→ WHAT TO WORK ON: Retype the listing that follows, word for word.

→ DATA FOR THE TASK:
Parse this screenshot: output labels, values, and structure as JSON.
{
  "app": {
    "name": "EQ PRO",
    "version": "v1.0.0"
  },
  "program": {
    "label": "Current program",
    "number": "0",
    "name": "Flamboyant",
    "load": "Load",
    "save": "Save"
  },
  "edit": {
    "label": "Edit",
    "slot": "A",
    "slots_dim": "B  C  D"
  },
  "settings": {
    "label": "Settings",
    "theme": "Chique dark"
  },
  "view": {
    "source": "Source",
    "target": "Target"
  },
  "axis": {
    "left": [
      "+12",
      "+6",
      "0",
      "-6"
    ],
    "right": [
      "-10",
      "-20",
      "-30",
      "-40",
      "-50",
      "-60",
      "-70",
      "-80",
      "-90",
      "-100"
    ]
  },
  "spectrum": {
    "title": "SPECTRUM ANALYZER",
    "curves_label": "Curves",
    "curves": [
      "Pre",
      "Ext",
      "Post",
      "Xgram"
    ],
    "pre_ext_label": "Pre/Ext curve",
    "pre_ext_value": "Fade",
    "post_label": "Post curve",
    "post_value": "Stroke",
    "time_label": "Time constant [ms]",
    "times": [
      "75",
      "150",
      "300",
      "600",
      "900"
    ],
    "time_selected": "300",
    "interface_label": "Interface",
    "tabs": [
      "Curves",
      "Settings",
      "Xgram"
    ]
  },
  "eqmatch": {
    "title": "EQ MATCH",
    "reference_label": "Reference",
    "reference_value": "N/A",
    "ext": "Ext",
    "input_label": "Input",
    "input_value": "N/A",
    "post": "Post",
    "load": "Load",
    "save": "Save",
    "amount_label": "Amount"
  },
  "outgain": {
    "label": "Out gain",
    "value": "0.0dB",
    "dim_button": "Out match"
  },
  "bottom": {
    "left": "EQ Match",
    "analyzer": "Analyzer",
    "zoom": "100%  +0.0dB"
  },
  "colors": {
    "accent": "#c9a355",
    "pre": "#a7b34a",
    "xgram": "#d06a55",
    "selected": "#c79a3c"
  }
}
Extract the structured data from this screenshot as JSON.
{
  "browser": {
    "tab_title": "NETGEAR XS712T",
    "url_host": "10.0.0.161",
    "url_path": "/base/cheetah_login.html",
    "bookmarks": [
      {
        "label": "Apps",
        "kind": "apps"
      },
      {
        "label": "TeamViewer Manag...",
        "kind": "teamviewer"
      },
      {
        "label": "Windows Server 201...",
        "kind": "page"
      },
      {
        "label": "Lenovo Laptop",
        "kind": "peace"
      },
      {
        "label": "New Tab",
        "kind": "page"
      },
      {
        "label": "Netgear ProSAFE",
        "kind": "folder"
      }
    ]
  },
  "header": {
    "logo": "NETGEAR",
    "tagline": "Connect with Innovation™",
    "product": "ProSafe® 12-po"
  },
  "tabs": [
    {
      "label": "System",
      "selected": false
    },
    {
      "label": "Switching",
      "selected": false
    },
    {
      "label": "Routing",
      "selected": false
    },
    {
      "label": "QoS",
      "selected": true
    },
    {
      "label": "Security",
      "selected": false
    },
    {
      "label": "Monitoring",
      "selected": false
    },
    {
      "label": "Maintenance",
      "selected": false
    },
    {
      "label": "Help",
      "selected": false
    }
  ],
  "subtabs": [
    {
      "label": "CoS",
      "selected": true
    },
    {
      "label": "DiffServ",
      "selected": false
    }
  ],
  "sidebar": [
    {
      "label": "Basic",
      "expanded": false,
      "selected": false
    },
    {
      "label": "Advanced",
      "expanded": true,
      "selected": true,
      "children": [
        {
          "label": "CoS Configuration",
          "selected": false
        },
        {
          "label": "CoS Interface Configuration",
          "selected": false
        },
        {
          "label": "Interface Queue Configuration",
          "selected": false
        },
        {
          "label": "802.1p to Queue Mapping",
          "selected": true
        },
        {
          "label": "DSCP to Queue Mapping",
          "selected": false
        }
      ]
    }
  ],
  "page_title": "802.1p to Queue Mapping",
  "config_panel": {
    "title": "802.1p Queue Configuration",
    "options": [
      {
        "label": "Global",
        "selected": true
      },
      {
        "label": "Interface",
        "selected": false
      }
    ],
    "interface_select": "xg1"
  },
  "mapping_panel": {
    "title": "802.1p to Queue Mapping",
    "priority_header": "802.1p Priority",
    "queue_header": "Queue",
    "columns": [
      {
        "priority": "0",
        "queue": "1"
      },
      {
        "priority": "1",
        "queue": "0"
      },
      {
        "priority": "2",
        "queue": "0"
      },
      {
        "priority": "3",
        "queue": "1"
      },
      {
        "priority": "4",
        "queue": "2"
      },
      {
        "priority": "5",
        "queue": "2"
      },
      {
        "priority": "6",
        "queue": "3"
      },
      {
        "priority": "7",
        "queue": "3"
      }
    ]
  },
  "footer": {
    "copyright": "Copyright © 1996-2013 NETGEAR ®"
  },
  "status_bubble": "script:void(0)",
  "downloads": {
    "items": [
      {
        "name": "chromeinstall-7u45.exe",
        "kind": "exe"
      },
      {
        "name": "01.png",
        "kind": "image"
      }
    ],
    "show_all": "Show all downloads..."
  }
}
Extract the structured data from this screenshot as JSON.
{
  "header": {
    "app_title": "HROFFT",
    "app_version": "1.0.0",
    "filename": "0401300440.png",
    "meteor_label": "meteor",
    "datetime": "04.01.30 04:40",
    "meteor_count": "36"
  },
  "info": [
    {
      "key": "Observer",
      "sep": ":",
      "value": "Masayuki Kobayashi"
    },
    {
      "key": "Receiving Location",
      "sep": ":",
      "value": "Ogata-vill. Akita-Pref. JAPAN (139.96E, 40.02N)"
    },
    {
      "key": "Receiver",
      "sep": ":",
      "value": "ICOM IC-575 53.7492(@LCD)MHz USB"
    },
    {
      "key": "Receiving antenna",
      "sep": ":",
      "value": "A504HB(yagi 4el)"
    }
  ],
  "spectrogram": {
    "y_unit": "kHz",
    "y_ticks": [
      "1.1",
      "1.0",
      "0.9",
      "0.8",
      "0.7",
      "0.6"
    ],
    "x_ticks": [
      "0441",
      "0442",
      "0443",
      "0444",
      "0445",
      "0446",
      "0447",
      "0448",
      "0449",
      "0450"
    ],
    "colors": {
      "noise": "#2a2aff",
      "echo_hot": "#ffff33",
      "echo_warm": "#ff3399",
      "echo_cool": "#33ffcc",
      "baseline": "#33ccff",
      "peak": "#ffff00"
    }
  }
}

→ OUTPUT OF THE EXERCISE:
Parse this screenshot: output labels, values, and structure as JSON.
{
  "app": {
    "name": "EQ PRO",
    "version": "v1.0.0"
  },
  "program": {
    "label": "Current program",
    "number": "0",
    "name": "Flamboyant",
    "load": "Load",
    "save": "Save"
  },
  "edit": {
    "label": "Edit",
    "slot": "A",
    "slots_dim": "B  C  D"
  },
  "settings": {
    "label": "Settings",
    "theme": "Chique dark"
  },
  "view": {
    "source": "Source",
    "target": "Target"
  },
  "axis": {
    "left": [
      "+12",
      "+6",
      "0",
      "-6"
    ],
    "right": [
      "-10",
      "-20",
      "-30",
      "-40",
      "-50",
      "-60",
      "-70",
      "-80",
      "-90",
      "-100"
    ]
  },
  "spectrum": {
    "title": "SPECTRUM ANALYZER",
    "curves_label": "Curves",
    "curves": [
      "Pre",
      "Ext",
      "Post",
      "Xgram"
    ],
    "pre_ext_label": "Pre/Ext curve",
    "pre_ext_value": "Fade",
    "post_label": "Post curve",
    "post_value": "Stroke",
    "time_label": "Time constant [ms]",
    "times": [
      "75",
      "150",
      "300",
      "600",
      "900"
    ],
    "time_selected": "300",
    "interface_label": "Interface",
    "tabs": [
      "Curves",
      "Settings",
      "Xgram"
    ]
  },
  "eqmatch": {
    "title": "EQ MATCH",
    "reference_label": "Reference",
    "reference_value": "N/A",
    "ext": "Ext",
    "input_label": "Input",
    "input_value": "N/A",
    "post": "Post",
    "load": "Load",
    "save": "Save",
    "amount_label": "Amount"
  },
  "outgain": {
    "label": "Out gain",
    "value": "0.0dB",
    "dim_button": "Out match"
  },
  "bottom": {
    "left": "EQ Match",
    "analyzer": "Analyzer",
    "zoom": "100%  +0.0dB"
  },
  "colors": {
    "accent": "#c9a355",
    "pre": "#a7b34a",
    "xgram": "#d06a55",
    "selected": "#c79a3c"
  }
}
Extract the structured data from this screenshot as JSON.
{
  "browser": {
    "tab_title": "NETGEAR XS712T",
    "url_host": "10.0.0.161",
    "url_path": "/base/cheetah_login.html",
    "bookmarks": [
      {
        "label": "Apps",
        "kind": "apps"
      },
      {
        "label": "TeamViewer Manag...",
        "kind": "teamviewer"
      },
      {
        "label": "Windows Server 201...",
        "kind": "page"
      },
      {
        "label": "Lenovo Laptop",
        "kind": "peace"
      },
      {
        "label": "New Tab",
        "kind": "page"
      },
      {
        "label": "Netgear ProSAFE",
        "kind": "folder"
      }
    ]
  },
  "header": {
    "logo": "NETGEAR",
    "tagline": "Connect with Innovation™",
    "product": "ProSafe® 12-po"
  },
  "tabs": [
    {
      "label": "System",
      "selected": false
    },
    {
      "label": "Switching",
      "selected": false
    },
    {
      "label": "Routing",
      "selected": false
    },
    {
      "label": "QoS",
      "selected": true
    },
    {
      "label": "Security",
      "selected": false
    },
    {
      "label": "Monitoring",
      "selected": false
    },
    {
      "label": "Maintenance",
      "selected": false
    },
    {
      "label": "Help",
      "selected": false
    }
  ],
  "subtabs": [
    {
      "label": "CoS",
      "selected": true
    },
    {
      "label": "DiffServ",
      "selected": false
    }
  ],
  "sidebar": [
    {
      "label": "Basic",
      "expanded": false,
      "selected": false
    },
    {
      "label": "Advanced",
      "expanded": true,
      "selected": true,
      "children": [
        {
          "label": "CoS Configuration",
          "selected": false
        },
        {
          "label": "CoS Interface Configuration",
          "selected": false
        },
        {
          "label": "Interface Queue Configuration",
          "selected": false
        },
        {
          "label": "802.1p to Queue Mapping",
          "selected": true
        },
        {
          "label": "DSCP to Queue Mapping",
          "selected": false
        }
      ]
    }
  ],
  "page_title": "802.1p to Queue Mapping",
  "config_panel": {
    "title": "802.1p Queue Configuration",
    "options": [
      {
        "label": "Global",
        "selected": true
      },
      {
        "label": "Interface",
        "selected": false
      }
    ],
    "interface_select": "xg1"
  },
  "mapping_panel": {
    "title": "802.1p to Queue Mapping",
    "priority_header": "802.1p Priority",
    "queue_header": "Queue",
    "columns": [
      {
        "priority": "0",
        "queue": "1"
      },
      {
        "priority": "1",
        "queue": "0"
      },
      {
        "priority": "2",
        "queue": "0"
      },
      {
        "priority": "3",
        "queue": "1"
      },
      {
        "priority": "4",
        "queue": "2"
      },
      {
        "priority": "5",
        "queue": "2"
      },
      {
        "priority": "6",
        "queue": "3"
      },
      {
        "priority": "7",
        "queue": "3"
      }
    ]
  },
  "footer": {
    "copyright": "Copyright © 1996-2013 NETGEAR ®"
  },
  "status_bubble": "script:void(0)",
  "downloads": {
    "items": [
      {
        "name": "chromeinstall-7u45.exe",
        "kind": "exe"
      },
      {
        "name": "01.png",
        "kind": "image"
      }
    ],
    "show_all": "Show all downloads..."
  }
}
Extract the structured data from this screenshot as JSON.
{
  "header": {
    "app_title": "HROFFT",
    "app_version": "1.0.0",
    "filename": "0401300440.png",
    "meteor_label": "meteor",
    "datetime": "04.01.30 04:40",
    "meteor_count": "36"
  },
  "info": [
    {
      "key": "Observer",
      "sep": ":",
      "value": "Masayuki Kobayashi"
    },
    {
      "key": "Receiving Location",
      "sep": ":",
      "value": "Ogata-vill. Akita-Pref. JAPAN (139.96E, 40.02N)"
    },
    {
      "key": "Receiver",
      "sep": ":",
      "value": "ICOM IC-575 53.7492(@LCD)MHz USB"
    },
    {
      "key": "Receiving antenna",
      "sep": ":",
      "value": "A504HB(yagi 4el)"
    }
  ],
  "spectrogram": {
    "y_unit": "kHz",
    "y_ticks": [
      "1.1",
      "1.0",
      "0.9",
      "0.8",
      "0.7",
      "0.6"
    ],
    "x_ticks": [
      "0441",
      "0442",
      "0443",
      "0444",
      "0445",
      "0446",
      "0447",
      "0448",
      "0449",
      "0450"
    ],
    "colors": {
      "noise": "#2a2aff",
      "echo_hot": "#ffff33",
      "echo_warm": "#ff3399",
      "echo_cool": "#33ffcc",
      "baseline": "#33ccff",
      "peak": "#ffff00"
    }
  }
}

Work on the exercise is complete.